▸ Figure content listings:
::::

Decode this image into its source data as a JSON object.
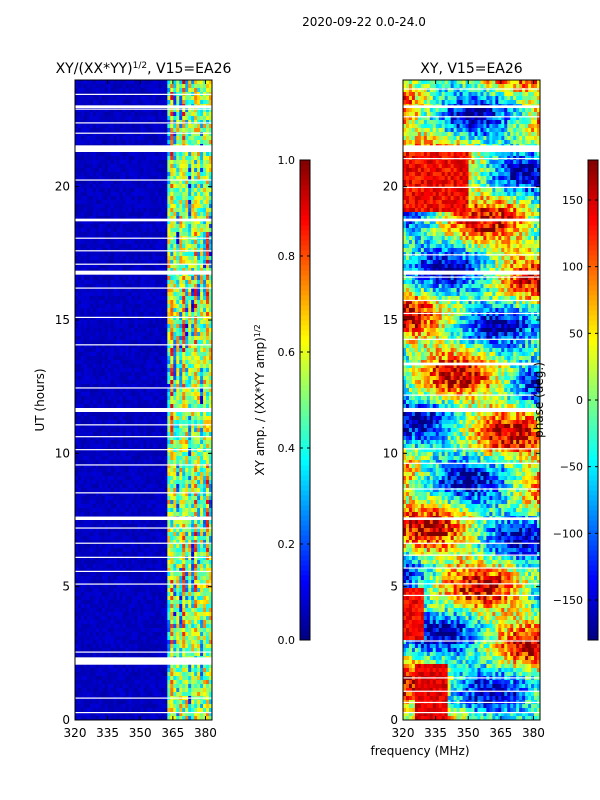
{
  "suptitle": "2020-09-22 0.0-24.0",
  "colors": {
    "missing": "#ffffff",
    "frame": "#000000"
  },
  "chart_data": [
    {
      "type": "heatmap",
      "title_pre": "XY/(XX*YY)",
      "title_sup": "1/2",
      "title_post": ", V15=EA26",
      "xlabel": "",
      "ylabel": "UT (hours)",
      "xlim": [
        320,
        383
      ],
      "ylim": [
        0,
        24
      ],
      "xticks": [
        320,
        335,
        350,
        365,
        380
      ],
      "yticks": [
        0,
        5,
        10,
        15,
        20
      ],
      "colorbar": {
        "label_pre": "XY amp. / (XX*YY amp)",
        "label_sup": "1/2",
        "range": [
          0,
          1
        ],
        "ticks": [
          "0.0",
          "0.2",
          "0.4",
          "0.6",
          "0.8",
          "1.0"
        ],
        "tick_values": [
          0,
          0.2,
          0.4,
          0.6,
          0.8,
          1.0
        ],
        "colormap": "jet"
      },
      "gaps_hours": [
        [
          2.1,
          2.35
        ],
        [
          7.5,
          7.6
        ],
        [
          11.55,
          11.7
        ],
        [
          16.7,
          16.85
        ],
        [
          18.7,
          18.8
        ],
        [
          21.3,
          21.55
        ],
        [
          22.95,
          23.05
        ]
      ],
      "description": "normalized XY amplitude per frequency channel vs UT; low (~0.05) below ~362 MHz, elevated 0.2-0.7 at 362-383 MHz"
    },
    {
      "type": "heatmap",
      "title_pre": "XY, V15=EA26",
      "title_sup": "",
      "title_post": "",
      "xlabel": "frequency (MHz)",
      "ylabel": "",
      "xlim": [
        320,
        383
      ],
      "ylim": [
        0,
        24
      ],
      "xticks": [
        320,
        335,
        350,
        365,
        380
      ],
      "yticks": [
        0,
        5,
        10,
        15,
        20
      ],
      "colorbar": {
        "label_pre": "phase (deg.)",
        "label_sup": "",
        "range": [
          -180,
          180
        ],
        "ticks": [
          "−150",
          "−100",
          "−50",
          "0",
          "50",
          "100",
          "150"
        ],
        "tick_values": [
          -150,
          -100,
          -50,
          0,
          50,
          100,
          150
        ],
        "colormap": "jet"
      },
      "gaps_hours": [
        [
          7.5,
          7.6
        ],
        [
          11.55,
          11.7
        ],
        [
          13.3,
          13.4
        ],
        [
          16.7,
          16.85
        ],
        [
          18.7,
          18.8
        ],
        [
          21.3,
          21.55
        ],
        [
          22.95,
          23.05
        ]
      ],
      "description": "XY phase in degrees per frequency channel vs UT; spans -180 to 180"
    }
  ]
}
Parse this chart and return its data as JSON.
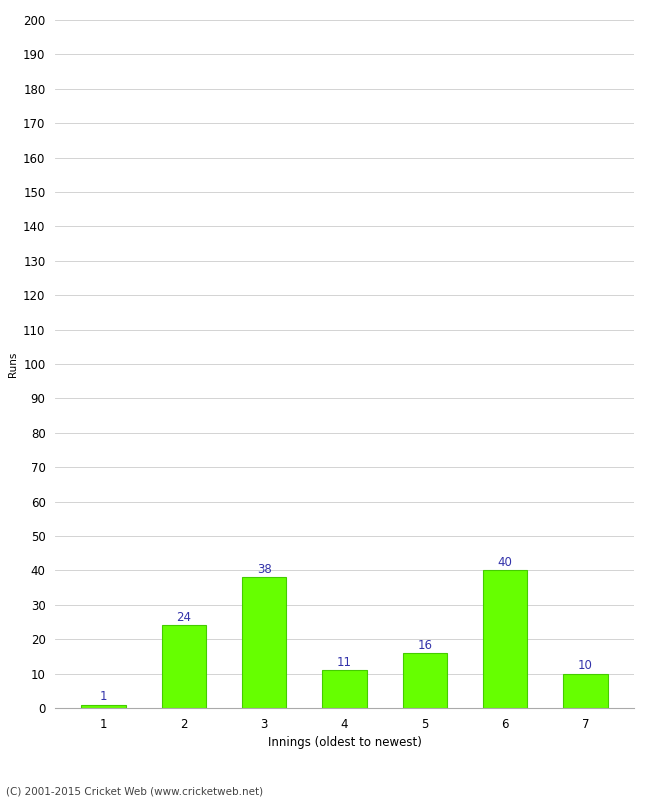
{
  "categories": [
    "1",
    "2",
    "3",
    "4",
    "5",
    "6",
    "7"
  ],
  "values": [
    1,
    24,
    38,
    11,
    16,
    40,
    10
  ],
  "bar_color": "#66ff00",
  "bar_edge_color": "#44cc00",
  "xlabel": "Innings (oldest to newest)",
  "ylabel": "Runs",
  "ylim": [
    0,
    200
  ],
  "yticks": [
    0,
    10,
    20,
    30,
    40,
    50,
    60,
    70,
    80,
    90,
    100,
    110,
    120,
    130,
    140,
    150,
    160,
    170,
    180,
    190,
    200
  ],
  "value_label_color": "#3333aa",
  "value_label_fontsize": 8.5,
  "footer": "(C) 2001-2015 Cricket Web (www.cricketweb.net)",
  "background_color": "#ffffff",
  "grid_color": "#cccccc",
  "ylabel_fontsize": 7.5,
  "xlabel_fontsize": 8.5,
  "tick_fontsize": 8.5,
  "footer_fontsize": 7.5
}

::::

▸ Written exercise:
Give the data again exactly as written, with all pictures left out.

▸ Reply to the exercise:
Decode this image into its source data as a JSON object.
{
  "suptitle": "2020-09-22 0.0-24.0",
  "colors": {
    "missing": "#ffffff",
    "frame": "#000000"
  },
  "chart_data": [
    {
      "type": "heatmap",
      "title_pre": "XY/(XX*YY)",
      "title_sup": "1/2",
      "title_post": ", V15=EA26",
      "xlabel": "",
      "ylabel": "UT (hours)",
      "xlim": [
        320,
        383
      ],
      "ylim": [
        0,
        24
      ],
      "xticks": [
        320,
        335,
        350,
        365,
        380
      ],
      "yticks": [
        0,
        5,
        10,
        15,
        20
      ],
      "colorbar": {
        "label_pre": "XY amp. / (XX*YY amp)",
        "label_sup": "1/2",
        "range": [
          0,
          1
        ],
        "ticks": [
          "0.0",
          "0.2",
          "0.4",
          "0.6",
          "0.8",
          "1.0"
        ],
        "tick_values": [
          0,
          0.2,
          0.4,
          0.6,
          0.8,
          1.0
        ],
        "colormap": "jet"
      },
      "gaps_hours": [
        [
          2.1,
          2.35
        ],
        [
          7.5,
          7.6
        ],
        [
          11.55,
          11.7
        ],
        [
          16.7,
          16.85
        ],
        [
          18.7,
          18.8
        ],
        [
          21.3,
          21.55
        ],
        [
          22.95,
          23.05
        ]
      ],
      "description": "normalized XY amplitude per frequency channel vs UT; low (~0.05) below ~362 MHz, elevated 0.2-0.7 at 362-383 MHz"
    },
    {
      "type": "heatmap",
      "title_pre": "XY, V15=EA26",
      "title_sup": "",
      "title_post": "",
      "xlabel": "frequency (MHz)",
      "ylabel": "",
      "xlim": [
        320,
        383
      ],
      "ylim": [
        0,
        24
      ],
      "xticks": [
        320,
        335,
        350,
        365,
        380
      ],
      "yticks": [
        0,
        5,
        10,
        15,
        20
      ],
      "colorbar": {
        "label_pre": "phase (deg.)",
        "label_sup": "",
        "range": [
          -180,
          180
        ],
        "ticks": [
          "−150",
          "−100",
          "−50",
          "0",
          "50",
          "100",
          "150"
        ],
        "tick_values": [
          -150,
          -100,
          -50,
          0,
          50,
          100,
          150
        ],
        "colormap": "jet"
      },
      "gaps_hours": [
        [
          7.5,
          7.6
        ],
        [
          11.55,
          11.7
        ],
        [
          13.3,
          13.4
        ],
        [
          16.7,
          16.85
        ],
        [
          18.7,
          18.8
        ],
        [
          21.3,
          21.55
        ],
        [
          22.95,
          23.05
        ]
      ],
      "description": "XY phase in degrees per frequency channel vs UT; spans -180 to 180"
    }
  ]
}
Parse this chart and return its data as JSON.
{
  "categories": [
    "1",
    "2",
    "3",
    "4",
    "5",
    "6",
    "7"
  ],
  "values": [
    1,
    24,
    38,
    11,
    16,
    40,
    10
  ],
  "bar_color": "#66ff00",
  "bar_edge_color": "#44cc00",
  "xlabel": "Innings (oldest to newest)",
  "ylabel": "Runs",
  "ylim": [
    0,
    200
  ],
  "yticks": [
    0,
    10,
    20,
    30,
    40,
    50,
    60,
    70,
    80,
    90,
    100,
    110,
    120,
    130,
    140,
    150,
    160,
    170,
    180,
    190,
    200
  ],
  "value_label_color": "#3333aa",
  "value_label_fontsize": 8.5,
  "footer": "(C) 2001-2015 Cricket Web (www.cricketweb.net)",
  "background_color": "#ffffff",
  "grid_color": "#cccccc",
  "ylabel_fontsize": 7.5,
  "xlabel_fontsize": 8.5,
  "tick_fontsize": 8.5,
  "footer_fontsize": 7.5
}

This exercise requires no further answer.